Report how many lines contain "icon"; state the number and nothing else.

* * *

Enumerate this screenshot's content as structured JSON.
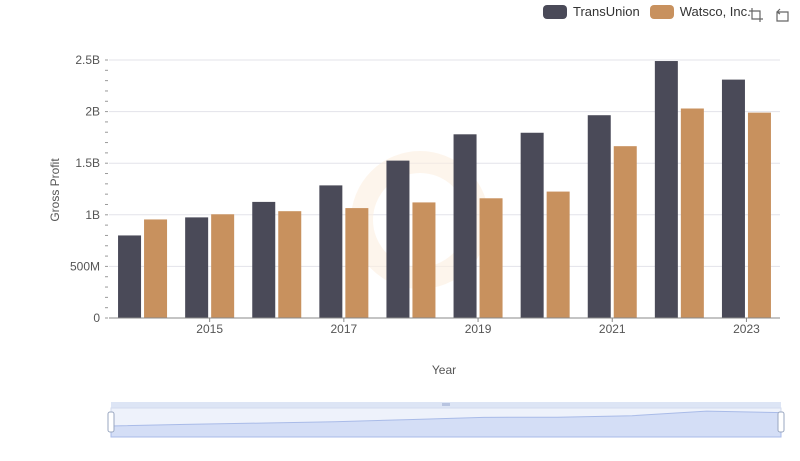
{
  "legend": {
    "items": [
      {
        "label": "TransUnion",
        "color": "#4a4a58"
      },
      {
        "label": "Watsco, Inc.",
        "color": "#c8915e"
      }
    ]
  },
  "toolbox": {
    "zoom_icon": "data-zoom-icon",
    "reset_icon": "restore-icon"
  },
  "chart_data": {
    "type": "bar",
    "xlabel": "Year",
    "ylabel": "Gross Profit",
    "categories": [
      "2014",
      "2015",
      "2016",
      "2017",
      "2018",
      "2019",
      "2020",
      "2021",
      "2022",
      "2023"
    ],
    "x_tick_labels": [
      "2015",
      "2017",
      "2019",
      "2021",
      "2023"
    ],
    "y_tick_labels": [
      "0",
      "500M",
      "1B",
      "1.5B",
      "2B",
      "2.5B"
    ],
    "ylim": [
      0,
      2500000000
    ],
    "grid": true,
    "legend_position": "top-right",
    "series": [
      {
        "name": "TransUnion",
        "color": "#4a4a58",
        "values": [
          800000000,
          975000000,
          1125000000,
          1285000000,
          1525000000,
          1780000000,
          1795000000,
          1965000000,
          2490000000,
          2310000000
        ]
      },
      {
        "name": "Watsco, Inc.",
        "color": "#c8915e",
        "values": [
          955000000,
          1005000000,
          1035000000,
          1065000000,
          1120000000,
          1160000000,
          1225000000,
          1665000000,
          2030000000,
          1990000000
        ]
      }
    ]
  }
}
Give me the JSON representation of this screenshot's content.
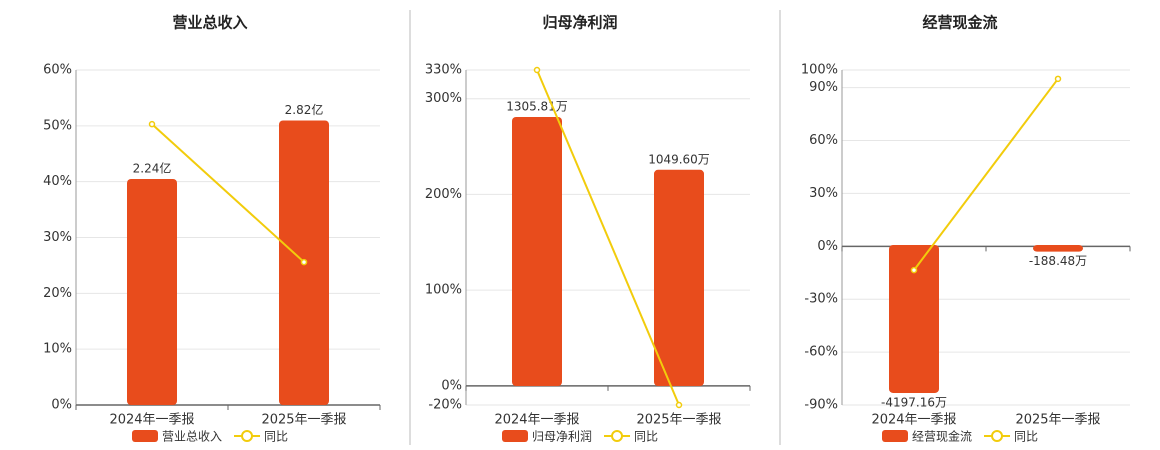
{
  "chart_data": [
    {
      "type": "bar",
      "title": "营业总收入",
      "categories": [
        "2024年一季报",
        "2025年一季报"
      ],
      "series": [
        {
          "name": "营业总收入",
          "type": "bar",
          "color": "#e84c1c",
          "axis": "y2",
          "values": [
            2.24,
            2.82
          ],
          "value_labels": [
            "2.24亿",
            "2.82亿"
          ]
        },
        {
          "name": "同比",
          "type": "line",
          "color": "#f2cc0c",
          "values": [
            50.3,
            25.6
          ]
        }
      ],
      "ylim": [
        0,
        60
      ],
      "yticks": [
        {
          "value": 0,
          "label": "0%"
        },
        {
          "value": 10,
          "label": "10%"
        },
        {
          "value": 20,
          "label": "20%"
        },
        {
          "value": 30,
          "label": "30%"
        },
        {
          "value": 40,
          "label": "40%"
        },
        {
          "value": 50,
          "label": "50%"
        },
        {
          "value": 60,
          "label": "60%"
        }
      ],
      "y2lim": [
        0,
        3.32
      ],
      "grid": true,
      "legend": "bottom"
    },
    {
      "type": "bar",
      "title": "归母净利润",
      "categories": [
        "2024年一季报",
        "2025年一季报"
      ],
      "series": [
        {
          "name": "归母净利润",
          "type": "bar",
          "color": "#e84c1c",
          "axis": "y2",
          "values": [
            1305.81,
            1049.6
          ],
          "value_labels": [
            "1305.81万",
            "1049.60万"
          ]
        },
        {
          "name": "同比",
          "type": "line",
          "color": "#f2cc0c",
          "values": [
            330,
            -20
          ]
        }
      ],
      "ylim": [
        -20,
        330
      ],
      "yticks": [
        {
          "value": -20,
          "label": "-20%"
        },
        {
          "value": 0,
          "label": "0%"
        },
        {
          "value": 100,
          "label": "100%"
        },
        {
          "value": 200,
          "label": "200%"
        },
        {
          "value": 300,
          "label": "300%"
        },
        {
          "value": 330,
          "label": "330%"
        }
      ],
      "y2lim": [
        -92,
        1534
      ],
      "grid": true,
      "legend": "bottom"
    },
    {
      "type": "bar",
      "title": "经营现金流",
      "categories": [
        "2024年一季报",
        "2025年一季报"
      ],
      "series": [
        {
          "name": "经营现金流",
          "type": "bar",
          "color": "#e84c1c",
          "axis": "y2",
          "values": [
            -4197.16,
            -188.48
          ],
          "value_labels": [
            "-4197.16万",
            "-188.48万"
          ]
        },
        {
          "name": "同比",
          "type": "line",
          "color": "#f2cc0c",
          "values": [
            -13.5,
            95
          ]
        }
      ],
      "ylim": [
        -90,
        100
      ],
      "yticks": [
        {
          "value": -90,
          "label": "-90%"
        },
        {
          "value": -60,
          "label": "-60%"
        },
        {
          "value": -30,
          "label": "-30%"
        },
        {
          "value": 0,
          "label": "0%"
        },
        {
          "value": 30,
          "label": "30%"
        },
        {
          "value": 60,
          "label": "60%"
        },
        {
          "value": 90,
          "label": "90%"
        },
        {
          "value": 100,
          "label": "100%"
        }
      ],
      "y2lim": [
        -4538,
        4963
      ],
      "grid": true,
      "legend": "bottom"
    }
  ]
}
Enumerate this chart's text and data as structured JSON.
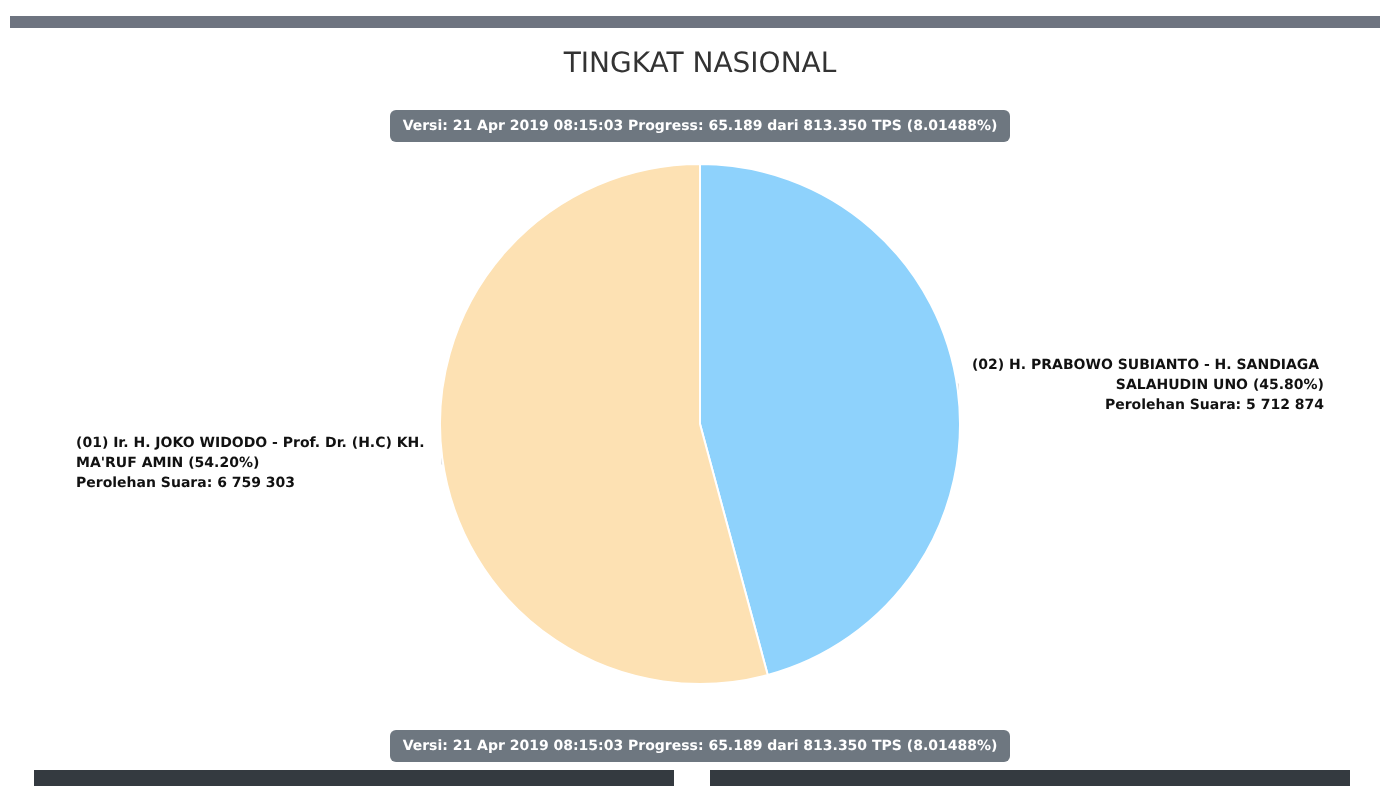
{
  "chart_data": {
    "type": "pie",
    "title": "TINGKAT NASIONAL",
    "categories": [
      "(02) H. PRABOWO SUBIANTO - H. SANDIAGA SALAHUDIN UNO",
      "(01) Ir. H. JOKO WIDODO - Prof. Dr. (H.C) KH. MA'RUF AMIN"
    ],
    "values": [
      5712874,
      6759303
    ],
    "colors": [
      "#8ed2fc",
      "#fde1b3"
    ],
    "value_labels": [
      "(45.80%)\nPerolehan Suara: 5 712 874",
      "(54.20%)\nPerolehan Suara: 6 759 303"
    ],
    "annotations": [
      "Versi: 21 Apr 2019 08:15:03 Progress: 65.189 dari 813.350 TPS (8.01488%)",
      "Versi: 21 Apr 2019 08:15:03 Progress: 65.189 dari 813.350 TPS (8.01488%)"
    ],
    "legend": false
  }
}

* * *

▶ _Answer to this problem_: 2